▶ [INPUT ROWS]

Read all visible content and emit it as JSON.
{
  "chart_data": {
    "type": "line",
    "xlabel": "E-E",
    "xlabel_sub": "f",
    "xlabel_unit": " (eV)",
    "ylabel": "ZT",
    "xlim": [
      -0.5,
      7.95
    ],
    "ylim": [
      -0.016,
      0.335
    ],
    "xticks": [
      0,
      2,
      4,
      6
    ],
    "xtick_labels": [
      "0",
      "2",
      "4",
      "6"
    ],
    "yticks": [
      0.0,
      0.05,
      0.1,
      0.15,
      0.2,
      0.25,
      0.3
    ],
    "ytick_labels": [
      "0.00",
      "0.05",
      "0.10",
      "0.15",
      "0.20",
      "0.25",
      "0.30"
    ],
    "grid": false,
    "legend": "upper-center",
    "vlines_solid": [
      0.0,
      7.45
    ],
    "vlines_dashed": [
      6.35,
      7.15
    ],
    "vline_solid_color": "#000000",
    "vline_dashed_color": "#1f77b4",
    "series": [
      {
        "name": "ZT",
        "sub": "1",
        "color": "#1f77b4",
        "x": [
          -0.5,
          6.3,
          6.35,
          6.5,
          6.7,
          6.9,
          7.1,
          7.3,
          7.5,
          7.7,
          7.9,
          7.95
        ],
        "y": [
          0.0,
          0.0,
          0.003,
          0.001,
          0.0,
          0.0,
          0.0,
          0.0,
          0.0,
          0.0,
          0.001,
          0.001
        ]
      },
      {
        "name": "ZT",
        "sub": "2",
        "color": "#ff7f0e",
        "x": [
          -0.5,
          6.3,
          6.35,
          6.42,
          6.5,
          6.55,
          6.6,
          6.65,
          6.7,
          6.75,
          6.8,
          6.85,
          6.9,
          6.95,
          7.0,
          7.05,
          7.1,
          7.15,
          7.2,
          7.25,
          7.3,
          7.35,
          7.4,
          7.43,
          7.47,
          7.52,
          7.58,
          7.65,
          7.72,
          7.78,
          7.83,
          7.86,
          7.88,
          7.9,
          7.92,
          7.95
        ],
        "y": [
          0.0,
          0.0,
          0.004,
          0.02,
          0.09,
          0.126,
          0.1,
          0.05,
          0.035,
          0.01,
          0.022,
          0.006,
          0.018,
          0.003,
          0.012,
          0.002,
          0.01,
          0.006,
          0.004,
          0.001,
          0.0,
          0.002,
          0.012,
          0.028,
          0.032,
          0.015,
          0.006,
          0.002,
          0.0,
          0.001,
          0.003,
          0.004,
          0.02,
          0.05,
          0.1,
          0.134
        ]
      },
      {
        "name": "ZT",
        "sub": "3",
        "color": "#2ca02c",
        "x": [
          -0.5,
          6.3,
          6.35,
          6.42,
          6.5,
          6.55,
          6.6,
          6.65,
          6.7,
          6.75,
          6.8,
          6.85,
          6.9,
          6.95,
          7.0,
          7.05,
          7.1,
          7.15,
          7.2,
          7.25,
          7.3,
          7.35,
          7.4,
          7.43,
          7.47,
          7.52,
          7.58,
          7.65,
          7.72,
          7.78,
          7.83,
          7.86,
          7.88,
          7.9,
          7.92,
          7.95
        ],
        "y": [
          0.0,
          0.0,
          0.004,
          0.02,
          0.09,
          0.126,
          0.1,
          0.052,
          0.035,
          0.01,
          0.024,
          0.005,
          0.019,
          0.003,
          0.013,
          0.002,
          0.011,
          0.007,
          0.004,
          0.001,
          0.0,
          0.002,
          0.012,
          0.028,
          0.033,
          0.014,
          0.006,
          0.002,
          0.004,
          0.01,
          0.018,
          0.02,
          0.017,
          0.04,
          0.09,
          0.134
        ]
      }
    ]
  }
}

▶ [THE EXERCISE] Please repeat the material above, word for word and in full.

▶ [THE ANSWER]
Read all visible content and emit it as JSON.
{
  "chart_data": {
    "type": "line",
    "xlabel": "E-E",
    "xlabel_sub": "f",
    "xlabel_unit": " (eV)",
    "ylabel": "ZT",
    "xlim": [
      -0.5,
      7.95
    ],
    "ylim": [
      -0.016,
      0.335
    ],
    "xticks": [
      0,
      2,
      4,
      6
    ],
    "xtick_labels": [
      "0",
      "2",
      "4",
      "6"
    ],
    "yticks": [
      0.0,
      0.05,
      0.1,
      0.15,
      0.2,
      0.25,
      0.3
    ],
    "ytick_labels": [
      "0.00",
      "0.05",
      "0.10",
      "0.15",
      "0.20",
      "0.25",
      "0.30"
    ],
    "grid": false,
    "legend": "upper-center",
    "vlines_solid": [
      0.0,
      7.45
    ],
    "vlines_dashed": [
      6.35,
      7.15
    ],
    "vline_solid_color": "#000000",
    "vline_dashed_color": "#1f77b4",
    "series": [
      {
        "name": "ZT",
        "sub": "1",
        "color": "#1f77b4",
        "x": [
          -0.5,
          6.3,
          6.35,
          6.5,
          6.7,
          6.9,
          7.1,
          7.3,
          7.5,
          7.7,
          7.9,
          7.95
        ],
        "y": [
          0.0,
          0.0,
          0.003,
          0.001,
          0.0,
          0.0,
          0.0,
          0.0,
          0.0,
          0.0,
          0.001,
          0.001
        ]
      },
      {
        "name": "ZT",
        "sub": "2",
        "color": "#ff7f0e",
        "x": [
          -0.5,
          6.3,
          6.35,
          6.42,
          6.5,
          6.55,
          6.6,
          6.65,
          6.7,
          6.75,
          6.8,
          6.85,
          6.9,
          6.95,
          7.0,
          7.05,
          7.1,
          7.15,
          7.2,
          7.25,
          7.3,
          7.35,
          7.4,
          7.43,
          7.47,
          7.52,
          7.58,
          7.65,
          7.72,
          7.78,
          7.83,
          7.86,
          7.88,
          7.9,
          7.92,
          7.95
        ],
        "y": [
          0.0,
          0.0,
          0.004,
          0.02,
          0.09,
          0.126,
          0.1,
          0.05,
          0.035,
          0.01,
          0.022,
          0.006,
          0.018,
          0.003,
          0.012,
          0.002,
          0.01,
          0.006,
          0.004,
          0.001,
          0.0,
          0.002,
          0.012,
          0.028,
          0.032,
          0.015,
          0.006,
          0.002,
          0.0,
          0.001,
          0.003,
          0.004,
          0.02,
          0.05,
          0.1,
          0.134
        ]
      },
      {
        "name": "ZT",
        "sub": "3",
        "color": "#2ca02c",
        "x": [
          -0.5,
          6.3,
          6.35,
          6.42,
          6.5,
          6.55,
          6.6,
          6.65,
          6.7,
          6.75,
          6.8,
          6.85,
          6.9,
          6.95,
          7.0,
          7.05,
          7.1,
          7.15,
          7.2,
          7.25,
          7.3,
          7.35,
          7.4,
          7.43,
          7.47,
          7.52,
          7.58,
          7.65,
          7.72,
          7.78,
          7.83,
          7.86,
          7.88,
          7.9,
          7.92,
          7.95
        ],
        "y": [
          0.0,
          0.0,
          0.004,
          0.02,
          0.09,
          0.126,
          0.1,
          0.052,
          0.035,
          0.01,
          0.024,
          0.005,
          0.019,
          0.003,
          0.013,
          0.002,
          0.011,
          0.007,
          0.004,
          0.001,
          0.0,
          0.002,
          0.012,
          0.028,
          0.033,
          0.014,
          0.006,
          0.002,
          0.004,
          0.01,
          0.018,
          0.02,
          0.017,
          0.04,
          0.09,
          0.134
        ]
      }
    ]
  }
}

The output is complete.